:: To be done ::
Copy each line of the entries that contains the word "attesta".

:: Provided entries ::

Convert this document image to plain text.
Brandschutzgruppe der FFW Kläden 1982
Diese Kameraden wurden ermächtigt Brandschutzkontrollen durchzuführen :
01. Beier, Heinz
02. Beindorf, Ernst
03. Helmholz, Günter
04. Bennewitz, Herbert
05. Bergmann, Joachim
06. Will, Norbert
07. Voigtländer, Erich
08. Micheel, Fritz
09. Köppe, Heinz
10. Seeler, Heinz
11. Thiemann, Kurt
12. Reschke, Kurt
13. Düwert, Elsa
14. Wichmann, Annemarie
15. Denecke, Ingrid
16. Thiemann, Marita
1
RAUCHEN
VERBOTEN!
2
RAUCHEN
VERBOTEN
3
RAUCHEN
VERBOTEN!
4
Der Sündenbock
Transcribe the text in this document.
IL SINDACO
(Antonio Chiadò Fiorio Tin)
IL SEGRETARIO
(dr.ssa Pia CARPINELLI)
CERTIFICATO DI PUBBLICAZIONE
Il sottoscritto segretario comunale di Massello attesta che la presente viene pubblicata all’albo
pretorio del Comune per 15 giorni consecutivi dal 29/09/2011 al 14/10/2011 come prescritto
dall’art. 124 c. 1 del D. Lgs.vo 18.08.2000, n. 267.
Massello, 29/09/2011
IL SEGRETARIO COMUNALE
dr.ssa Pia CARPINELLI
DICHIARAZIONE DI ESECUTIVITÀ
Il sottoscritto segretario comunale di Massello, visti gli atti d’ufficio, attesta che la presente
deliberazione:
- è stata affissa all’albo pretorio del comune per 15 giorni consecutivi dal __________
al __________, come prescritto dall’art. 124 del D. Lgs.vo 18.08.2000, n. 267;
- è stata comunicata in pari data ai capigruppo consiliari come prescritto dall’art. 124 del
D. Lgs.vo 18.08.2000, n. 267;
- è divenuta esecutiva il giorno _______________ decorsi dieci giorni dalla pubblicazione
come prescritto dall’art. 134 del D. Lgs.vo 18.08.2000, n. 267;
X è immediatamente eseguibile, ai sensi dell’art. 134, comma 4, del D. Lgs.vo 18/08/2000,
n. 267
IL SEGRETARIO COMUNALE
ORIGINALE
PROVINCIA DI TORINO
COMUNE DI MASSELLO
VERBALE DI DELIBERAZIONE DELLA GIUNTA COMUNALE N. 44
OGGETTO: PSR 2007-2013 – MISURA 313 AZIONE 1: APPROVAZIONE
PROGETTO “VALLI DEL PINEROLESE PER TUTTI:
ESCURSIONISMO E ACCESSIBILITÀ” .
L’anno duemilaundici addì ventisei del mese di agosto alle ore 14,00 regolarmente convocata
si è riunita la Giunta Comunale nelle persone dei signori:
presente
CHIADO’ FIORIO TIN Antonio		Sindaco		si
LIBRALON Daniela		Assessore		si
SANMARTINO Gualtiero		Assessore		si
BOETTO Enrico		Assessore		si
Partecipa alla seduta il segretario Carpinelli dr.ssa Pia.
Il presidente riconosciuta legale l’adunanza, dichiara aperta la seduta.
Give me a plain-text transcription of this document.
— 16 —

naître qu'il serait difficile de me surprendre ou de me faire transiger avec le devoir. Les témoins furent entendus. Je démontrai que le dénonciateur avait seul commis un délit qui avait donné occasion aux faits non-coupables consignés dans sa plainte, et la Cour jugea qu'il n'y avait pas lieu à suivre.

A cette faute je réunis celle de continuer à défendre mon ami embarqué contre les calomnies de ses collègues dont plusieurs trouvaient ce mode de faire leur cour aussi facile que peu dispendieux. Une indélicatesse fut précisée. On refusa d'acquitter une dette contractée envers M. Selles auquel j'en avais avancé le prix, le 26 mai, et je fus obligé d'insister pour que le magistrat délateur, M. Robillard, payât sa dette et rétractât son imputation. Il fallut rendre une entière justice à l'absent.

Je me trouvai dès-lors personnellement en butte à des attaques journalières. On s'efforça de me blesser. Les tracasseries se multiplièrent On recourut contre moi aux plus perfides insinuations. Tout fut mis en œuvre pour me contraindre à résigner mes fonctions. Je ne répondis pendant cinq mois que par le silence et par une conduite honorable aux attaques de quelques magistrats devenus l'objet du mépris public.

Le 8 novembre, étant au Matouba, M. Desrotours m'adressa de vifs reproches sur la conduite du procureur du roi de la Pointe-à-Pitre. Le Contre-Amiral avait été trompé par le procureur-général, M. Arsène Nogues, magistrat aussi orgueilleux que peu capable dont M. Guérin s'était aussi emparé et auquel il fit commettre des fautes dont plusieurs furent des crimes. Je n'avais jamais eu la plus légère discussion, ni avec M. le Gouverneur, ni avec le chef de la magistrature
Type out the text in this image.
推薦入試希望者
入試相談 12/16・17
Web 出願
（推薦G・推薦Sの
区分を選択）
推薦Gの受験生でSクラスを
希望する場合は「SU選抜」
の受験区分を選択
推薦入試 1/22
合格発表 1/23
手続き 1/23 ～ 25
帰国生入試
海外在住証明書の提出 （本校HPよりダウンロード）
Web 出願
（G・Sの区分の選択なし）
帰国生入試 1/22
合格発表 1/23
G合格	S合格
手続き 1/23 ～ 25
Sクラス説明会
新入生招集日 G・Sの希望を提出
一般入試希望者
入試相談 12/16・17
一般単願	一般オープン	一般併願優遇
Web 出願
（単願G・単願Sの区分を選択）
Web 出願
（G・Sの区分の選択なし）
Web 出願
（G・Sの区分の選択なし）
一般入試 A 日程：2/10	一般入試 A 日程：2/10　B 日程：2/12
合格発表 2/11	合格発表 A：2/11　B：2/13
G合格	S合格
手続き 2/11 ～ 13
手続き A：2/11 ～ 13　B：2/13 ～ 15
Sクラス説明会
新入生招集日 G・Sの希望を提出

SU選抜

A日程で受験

:: Correct response ::
Il sottoscritto segretario comunale di Massello attesta che la presente viene pubblicata all’albo
Il sottoscritto segretario comunale di Massello, visti gli atti d’ufficio, attesta che la presente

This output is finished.